TEXTABSCHNITT -

# GTX 460 144hz



## RappelZappel81 (24. Februar 2016)

Hallo, ich habe mich hier angemeldet da ich leider im netz nicht fündig geworden bin zu meinem Problem.

Ich habe mir einen  neuen Monitor bestellt dieser 144hz kann doch leider scheint es mir so als ob meine
Graka Geforce Gtx 460 dies nicht kann.

da ich das mit gelieferte DVI D kabel angeschlossen habe und keine bild bekommen habe, als ich dann auf das
normale DVI I kabel geklemmt habe hatte ich Bild.

Danach stellte ich auf 144hz um und der sagt mir kein DVI D kabel dran also steckte ich es ran und wieder kein BIld.

Kann es sein das meine GTX 460 gar keine 144hz kann?


----------



## Herbboy (24. Februar 2016)

144Hz geht nur per Display-Port, so weit ich weiß.  und auch wenn es per DVI geht, dann vlt nur mit der D-Version. Was für ein Monitor isses denn? Eine GTX 460 ist aber ehrlich gesagt auch was arg alt für 144Hz - was versprichst du Dir denn von den 144Hz? Welche Games spielst du damit?


----------



## RappelZappel81 (24. Februar 2016)

hallo, also ich habe mir einen Acer GN246HL ich habe ihn auch mit einem DVI-D kabel verbunden doch leider bekomme ich dann kein Bild.
Verbinde ich ihn mit einem DVI-I kabel dann ja.

Was ich mir davon verspreche, das ist eine gute frage. Ich spiele ein rollenspiel und CSS so wie CSS;GO wo die 144hz viel sinn machen sollen. dies wollte ich ja 
mit diesem monitor mal testen sehen, da ich noch mal den selben da habe nur mit 60hz. um das mal im vergleich eventuell zu sehen.

Das die Graka die besten tage hinter sich hat weis ich doch für das was ich mit dem PC mache reicht es.


----------



## Herbboy (24. Februar 2016)

Wenn Dir die 144Hz wichtig sind, dann würde ich mir ne neue Karte holen. Schon eine Karte für 100-120€ wäre ein gutes Stück schneller als eine GTX 460. Und dann hast du auch bestimmt die Kompatibilität wegen 144Hz.

AUFGABENSTELLUNG A -
Stimmen diese Aussagen mit dem Forenthread über die GTX 460 und 144 Hz überein? Antworte jeweils mit Ja oder Nein und zitiere die entscheidenden Worte des Forenthreads wörtlich. (i) RappelZappel81 bekommt ein Bild, wenn der Monitor per DVI-I-Kabel angeschlossen ist. (ii) Herbboy meint, 144 Hz funktioniere nur über HDMI. (iii) RappelZappel81 hat denselben Monitor noch einmal mit 60 Hz.
AUFGABENSTELLUNG B -
Wie sieht die Auflistung als nummerierte Liste aus, wenn du sie vom Anfang bis einschließlich der Zeile mit "answer-editor: ⌨ Párrafo" umformst? Lass Leerzeilen weg und nimm nur diese Zeilen auf.

BEREITGESTELLTE ANGABEN -
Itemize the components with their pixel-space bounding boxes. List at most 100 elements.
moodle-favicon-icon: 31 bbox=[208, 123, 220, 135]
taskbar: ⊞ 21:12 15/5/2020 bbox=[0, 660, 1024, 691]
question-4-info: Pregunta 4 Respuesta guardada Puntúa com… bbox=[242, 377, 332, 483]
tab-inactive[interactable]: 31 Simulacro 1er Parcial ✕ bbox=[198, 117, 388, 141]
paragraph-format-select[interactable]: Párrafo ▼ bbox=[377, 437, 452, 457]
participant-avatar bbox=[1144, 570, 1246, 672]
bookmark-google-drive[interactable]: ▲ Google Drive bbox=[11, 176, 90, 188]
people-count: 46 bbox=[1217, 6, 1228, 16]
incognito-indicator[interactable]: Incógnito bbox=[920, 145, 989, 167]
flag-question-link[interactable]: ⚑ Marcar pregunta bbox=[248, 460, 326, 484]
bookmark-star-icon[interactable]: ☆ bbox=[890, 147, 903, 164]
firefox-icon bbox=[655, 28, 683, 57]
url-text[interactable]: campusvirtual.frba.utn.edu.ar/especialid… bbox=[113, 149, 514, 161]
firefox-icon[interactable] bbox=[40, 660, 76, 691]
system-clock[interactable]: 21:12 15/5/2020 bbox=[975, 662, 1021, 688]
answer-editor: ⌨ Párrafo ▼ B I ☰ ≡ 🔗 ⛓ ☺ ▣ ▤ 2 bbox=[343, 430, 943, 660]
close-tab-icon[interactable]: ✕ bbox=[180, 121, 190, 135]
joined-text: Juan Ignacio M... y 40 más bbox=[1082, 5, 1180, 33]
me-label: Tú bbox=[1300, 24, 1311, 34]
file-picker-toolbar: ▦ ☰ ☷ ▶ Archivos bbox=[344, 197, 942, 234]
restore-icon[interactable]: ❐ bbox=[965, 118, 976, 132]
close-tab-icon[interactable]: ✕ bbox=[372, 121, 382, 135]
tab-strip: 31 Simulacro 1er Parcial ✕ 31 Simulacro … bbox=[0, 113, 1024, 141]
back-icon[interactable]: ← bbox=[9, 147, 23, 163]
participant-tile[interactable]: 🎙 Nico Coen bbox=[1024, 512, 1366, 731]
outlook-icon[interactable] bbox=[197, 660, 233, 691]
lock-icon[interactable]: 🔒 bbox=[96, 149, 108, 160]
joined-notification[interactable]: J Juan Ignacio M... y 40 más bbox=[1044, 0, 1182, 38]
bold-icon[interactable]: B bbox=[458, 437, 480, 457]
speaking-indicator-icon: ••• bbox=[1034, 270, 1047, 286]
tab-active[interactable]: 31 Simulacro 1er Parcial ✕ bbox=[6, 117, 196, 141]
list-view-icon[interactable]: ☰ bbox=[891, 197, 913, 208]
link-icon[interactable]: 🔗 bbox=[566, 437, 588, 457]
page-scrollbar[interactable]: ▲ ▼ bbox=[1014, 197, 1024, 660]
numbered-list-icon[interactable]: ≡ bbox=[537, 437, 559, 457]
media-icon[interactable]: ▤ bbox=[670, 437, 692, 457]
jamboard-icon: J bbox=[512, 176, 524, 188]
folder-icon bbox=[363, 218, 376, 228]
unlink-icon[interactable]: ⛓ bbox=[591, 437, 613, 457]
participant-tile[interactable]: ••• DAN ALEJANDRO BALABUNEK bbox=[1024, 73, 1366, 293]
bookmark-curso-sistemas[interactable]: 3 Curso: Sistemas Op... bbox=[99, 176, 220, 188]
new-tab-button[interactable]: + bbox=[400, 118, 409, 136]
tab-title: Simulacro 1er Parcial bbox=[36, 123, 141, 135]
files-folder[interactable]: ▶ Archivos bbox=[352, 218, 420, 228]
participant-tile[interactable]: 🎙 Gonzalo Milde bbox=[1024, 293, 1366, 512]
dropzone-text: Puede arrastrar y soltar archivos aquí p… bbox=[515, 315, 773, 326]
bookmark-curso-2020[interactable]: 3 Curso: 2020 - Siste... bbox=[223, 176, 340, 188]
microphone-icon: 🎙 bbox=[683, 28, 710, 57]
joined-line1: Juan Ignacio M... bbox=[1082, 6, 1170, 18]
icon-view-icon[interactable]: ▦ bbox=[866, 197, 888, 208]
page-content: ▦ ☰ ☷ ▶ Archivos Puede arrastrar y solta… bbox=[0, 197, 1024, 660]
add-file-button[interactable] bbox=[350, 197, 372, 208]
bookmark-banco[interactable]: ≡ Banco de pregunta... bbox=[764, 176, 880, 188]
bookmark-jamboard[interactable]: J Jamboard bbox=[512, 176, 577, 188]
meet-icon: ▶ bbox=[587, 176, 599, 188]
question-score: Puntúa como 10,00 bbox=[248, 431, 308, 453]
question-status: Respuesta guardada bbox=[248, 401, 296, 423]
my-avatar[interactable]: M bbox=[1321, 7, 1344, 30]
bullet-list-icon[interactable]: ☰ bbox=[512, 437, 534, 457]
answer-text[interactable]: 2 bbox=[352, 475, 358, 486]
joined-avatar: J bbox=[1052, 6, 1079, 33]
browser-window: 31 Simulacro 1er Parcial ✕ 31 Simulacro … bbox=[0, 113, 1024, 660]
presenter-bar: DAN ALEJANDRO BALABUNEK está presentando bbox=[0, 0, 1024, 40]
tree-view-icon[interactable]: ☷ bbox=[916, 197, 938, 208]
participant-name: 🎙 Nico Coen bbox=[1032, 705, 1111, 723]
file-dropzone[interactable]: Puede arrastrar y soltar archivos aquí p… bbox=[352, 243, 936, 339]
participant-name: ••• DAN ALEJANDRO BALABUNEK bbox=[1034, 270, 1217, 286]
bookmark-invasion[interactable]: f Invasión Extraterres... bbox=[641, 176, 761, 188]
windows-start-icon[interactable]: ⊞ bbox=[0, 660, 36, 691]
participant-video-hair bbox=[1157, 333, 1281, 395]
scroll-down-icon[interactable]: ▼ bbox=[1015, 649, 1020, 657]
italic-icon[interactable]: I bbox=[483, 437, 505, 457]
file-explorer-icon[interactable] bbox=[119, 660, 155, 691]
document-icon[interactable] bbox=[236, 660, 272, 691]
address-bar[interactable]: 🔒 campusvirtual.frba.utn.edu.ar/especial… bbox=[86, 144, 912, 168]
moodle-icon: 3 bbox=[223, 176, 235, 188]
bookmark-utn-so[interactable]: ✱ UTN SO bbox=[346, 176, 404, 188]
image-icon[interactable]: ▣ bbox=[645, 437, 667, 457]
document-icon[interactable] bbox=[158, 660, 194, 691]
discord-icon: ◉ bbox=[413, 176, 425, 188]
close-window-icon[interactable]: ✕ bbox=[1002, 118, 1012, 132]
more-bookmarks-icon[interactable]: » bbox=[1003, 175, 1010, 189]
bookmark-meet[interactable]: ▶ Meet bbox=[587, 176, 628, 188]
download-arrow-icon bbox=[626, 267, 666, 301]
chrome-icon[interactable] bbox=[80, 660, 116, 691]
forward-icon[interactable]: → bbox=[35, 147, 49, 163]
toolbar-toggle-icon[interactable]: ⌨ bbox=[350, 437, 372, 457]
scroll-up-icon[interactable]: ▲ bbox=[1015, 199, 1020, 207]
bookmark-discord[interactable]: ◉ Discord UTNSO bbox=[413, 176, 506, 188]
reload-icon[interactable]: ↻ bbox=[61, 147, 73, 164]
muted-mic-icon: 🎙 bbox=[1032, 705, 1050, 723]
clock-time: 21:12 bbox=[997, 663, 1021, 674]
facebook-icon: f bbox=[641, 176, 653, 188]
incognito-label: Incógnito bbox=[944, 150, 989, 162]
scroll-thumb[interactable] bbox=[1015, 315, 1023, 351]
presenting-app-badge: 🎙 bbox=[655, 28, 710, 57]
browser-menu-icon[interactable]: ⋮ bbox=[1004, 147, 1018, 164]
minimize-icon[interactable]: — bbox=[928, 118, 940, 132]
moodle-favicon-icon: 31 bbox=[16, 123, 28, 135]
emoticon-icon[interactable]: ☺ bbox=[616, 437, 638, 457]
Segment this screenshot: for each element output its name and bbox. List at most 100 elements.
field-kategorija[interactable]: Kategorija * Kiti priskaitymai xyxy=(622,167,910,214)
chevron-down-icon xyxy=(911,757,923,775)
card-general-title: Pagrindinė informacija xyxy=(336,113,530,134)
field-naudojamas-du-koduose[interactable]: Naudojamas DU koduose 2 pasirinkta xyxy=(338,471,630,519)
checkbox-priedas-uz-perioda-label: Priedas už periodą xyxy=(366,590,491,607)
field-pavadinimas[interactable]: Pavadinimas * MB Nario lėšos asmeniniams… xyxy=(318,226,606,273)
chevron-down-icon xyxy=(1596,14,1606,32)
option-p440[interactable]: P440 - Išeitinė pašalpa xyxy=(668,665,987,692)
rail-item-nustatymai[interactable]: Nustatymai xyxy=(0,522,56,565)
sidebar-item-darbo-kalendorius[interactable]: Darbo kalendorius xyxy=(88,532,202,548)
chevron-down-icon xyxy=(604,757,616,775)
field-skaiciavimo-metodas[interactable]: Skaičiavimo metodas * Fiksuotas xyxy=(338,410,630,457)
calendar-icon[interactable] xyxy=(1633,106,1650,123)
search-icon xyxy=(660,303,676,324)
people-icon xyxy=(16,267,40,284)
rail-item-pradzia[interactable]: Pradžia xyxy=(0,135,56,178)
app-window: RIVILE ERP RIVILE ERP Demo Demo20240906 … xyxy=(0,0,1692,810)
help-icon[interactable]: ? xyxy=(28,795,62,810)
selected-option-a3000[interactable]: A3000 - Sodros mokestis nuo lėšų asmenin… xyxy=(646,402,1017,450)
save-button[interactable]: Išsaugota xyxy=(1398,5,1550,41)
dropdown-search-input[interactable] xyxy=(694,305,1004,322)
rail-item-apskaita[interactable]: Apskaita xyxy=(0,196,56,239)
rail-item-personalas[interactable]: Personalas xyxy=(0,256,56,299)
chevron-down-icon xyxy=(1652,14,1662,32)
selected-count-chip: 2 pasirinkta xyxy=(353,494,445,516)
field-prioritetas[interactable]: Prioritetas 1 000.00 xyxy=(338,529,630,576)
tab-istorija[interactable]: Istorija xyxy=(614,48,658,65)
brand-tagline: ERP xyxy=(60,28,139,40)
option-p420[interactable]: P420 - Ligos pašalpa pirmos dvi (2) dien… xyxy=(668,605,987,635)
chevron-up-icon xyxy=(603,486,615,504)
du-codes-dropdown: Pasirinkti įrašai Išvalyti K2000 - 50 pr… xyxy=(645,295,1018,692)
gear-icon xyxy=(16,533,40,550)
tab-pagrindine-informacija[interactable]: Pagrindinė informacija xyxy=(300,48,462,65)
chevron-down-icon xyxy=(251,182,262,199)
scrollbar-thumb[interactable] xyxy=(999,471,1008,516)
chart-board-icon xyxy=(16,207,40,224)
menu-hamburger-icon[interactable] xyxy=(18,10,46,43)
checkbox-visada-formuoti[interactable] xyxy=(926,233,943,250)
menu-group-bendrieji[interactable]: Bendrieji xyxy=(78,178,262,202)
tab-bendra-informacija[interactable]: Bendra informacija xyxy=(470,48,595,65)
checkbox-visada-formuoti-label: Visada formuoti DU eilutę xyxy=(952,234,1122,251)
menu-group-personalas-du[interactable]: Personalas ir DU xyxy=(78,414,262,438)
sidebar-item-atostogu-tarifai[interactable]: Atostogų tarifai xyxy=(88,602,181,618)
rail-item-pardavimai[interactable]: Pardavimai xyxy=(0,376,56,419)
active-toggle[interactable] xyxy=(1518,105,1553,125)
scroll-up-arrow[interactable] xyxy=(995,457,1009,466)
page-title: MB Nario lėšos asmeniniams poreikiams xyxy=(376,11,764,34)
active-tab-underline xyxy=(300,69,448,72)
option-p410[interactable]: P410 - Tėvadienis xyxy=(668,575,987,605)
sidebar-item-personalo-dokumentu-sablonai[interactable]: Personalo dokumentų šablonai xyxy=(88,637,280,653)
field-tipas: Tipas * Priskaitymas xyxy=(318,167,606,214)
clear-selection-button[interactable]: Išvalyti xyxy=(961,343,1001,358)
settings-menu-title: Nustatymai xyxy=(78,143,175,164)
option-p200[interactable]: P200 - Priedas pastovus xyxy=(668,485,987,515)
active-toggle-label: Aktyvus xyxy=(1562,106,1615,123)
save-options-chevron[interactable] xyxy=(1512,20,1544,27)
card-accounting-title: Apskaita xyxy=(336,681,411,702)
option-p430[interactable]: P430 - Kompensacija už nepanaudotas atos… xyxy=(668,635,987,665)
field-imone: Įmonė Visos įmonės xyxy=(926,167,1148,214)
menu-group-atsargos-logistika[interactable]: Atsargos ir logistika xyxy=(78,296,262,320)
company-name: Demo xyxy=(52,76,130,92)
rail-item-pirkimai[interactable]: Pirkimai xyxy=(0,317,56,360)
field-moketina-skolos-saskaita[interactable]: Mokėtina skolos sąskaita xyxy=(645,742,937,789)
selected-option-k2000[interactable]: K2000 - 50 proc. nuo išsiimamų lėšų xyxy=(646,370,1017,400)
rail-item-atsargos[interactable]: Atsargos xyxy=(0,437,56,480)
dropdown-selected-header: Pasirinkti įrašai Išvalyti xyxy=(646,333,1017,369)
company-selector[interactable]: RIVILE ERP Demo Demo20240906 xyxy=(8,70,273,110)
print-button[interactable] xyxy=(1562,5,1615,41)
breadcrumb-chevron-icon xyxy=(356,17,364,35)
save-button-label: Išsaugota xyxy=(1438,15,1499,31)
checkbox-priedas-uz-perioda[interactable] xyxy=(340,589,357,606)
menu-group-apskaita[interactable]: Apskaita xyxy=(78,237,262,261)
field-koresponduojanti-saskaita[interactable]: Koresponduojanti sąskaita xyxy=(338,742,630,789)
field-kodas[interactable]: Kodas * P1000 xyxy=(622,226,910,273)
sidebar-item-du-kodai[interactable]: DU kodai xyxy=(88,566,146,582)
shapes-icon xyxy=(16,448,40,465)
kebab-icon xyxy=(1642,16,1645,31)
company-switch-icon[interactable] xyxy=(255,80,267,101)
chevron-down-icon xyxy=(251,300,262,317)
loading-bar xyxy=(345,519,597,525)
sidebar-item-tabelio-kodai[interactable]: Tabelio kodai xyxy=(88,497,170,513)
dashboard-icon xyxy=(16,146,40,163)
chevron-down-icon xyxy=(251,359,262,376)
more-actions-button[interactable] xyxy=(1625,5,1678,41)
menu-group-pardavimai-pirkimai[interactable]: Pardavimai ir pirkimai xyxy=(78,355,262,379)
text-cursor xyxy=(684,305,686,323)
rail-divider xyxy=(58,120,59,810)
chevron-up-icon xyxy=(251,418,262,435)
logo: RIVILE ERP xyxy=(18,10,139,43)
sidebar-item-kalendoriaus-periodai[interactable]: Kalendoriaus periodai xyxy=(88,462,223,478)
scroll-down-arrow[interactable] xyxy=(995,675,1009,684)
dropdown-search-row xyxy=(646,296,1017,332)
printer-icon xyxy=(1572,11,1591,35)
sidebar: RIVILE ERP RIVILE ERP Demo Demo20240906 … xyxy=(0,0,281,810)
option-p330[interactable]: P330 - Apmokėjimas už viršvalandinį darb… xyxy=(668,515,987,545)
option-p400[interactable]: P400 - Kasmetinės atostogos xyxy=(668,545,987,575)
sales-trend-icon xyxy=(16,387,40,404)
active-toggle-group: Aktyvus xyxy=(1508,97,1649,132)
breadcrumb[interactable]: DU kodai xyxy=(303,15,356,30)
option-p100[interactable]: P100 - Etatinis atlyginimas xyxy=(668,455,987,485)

ERGEBNIS A -
(i) Ja: „Verbinde ich ihn mit einem DVI-I kabel dann ja.“
(ii) Nein: „144Hz geht nur per Display-Port, so weit ich weiß.“
(iii) Ja: „da ich noch mal den selben da habe nur mit 60hz.“

ERGEBNIS B -
1. Itemize the components with their pixel-space bounding boxes. List at most 100 elements.
2. moodle-favicon-icon: 31 bbox=[208, 123, 220, 135]
3. taskbar: ⊞ 21:12 15/5/2020 bbox=[0, 660, 1024, 691]
4. question-4-info: Pregunta 4 Respuesta guardada Puntúa com… bbox=[242, 377, 332, 483]
5. tab-inactive[interactable]: 31 Simulacro 1er Parcial ✕ bbox=[198, 117, 388, 141]
6. paragraph-format-select[interactable]: Párrafo ▼ bbox=[377, 437, 452, 457]
7. participant-avatar bbox=[1144, 570, 1246, 672]
8. bookmark-google-drive[interactable]: ▲ Google Drive bbox=[11, 176, 90, 188]
9. people-count: 46 bbox=[1217, 6, 1228, 16]
10. incognito-indicator[interactable]: Incógnito bbox=[920, 145, 989, 167]
11. flag-question-link[interactable]: ⚑ Marcar pregunta bbox=[248, 460, 326, 484]
12. bookmark-star-icon[interactable]: ☆ bbox=[890, 147, 903, 164]
13. firefox-icon bbox=[655, 28, 683, 57]
14. url-text[interactable]: campusvirtual.frba.utn.edu.ar/especialid… bbox=[113, 149, 514, 161]
15. firefox-icon[interactable] bbox=[40, 660, 76, 691]
16. system-clock[interactable]: 21:12 15/5/2020 bbox=[975, 662, 1021, 688]
17. answer-editor: ⌨ Párrafo ▼ B I ☰ ≡ 🔗 ⛓ ☺ ▣ ▤ 2 bbox=[343, 430, 943, 660]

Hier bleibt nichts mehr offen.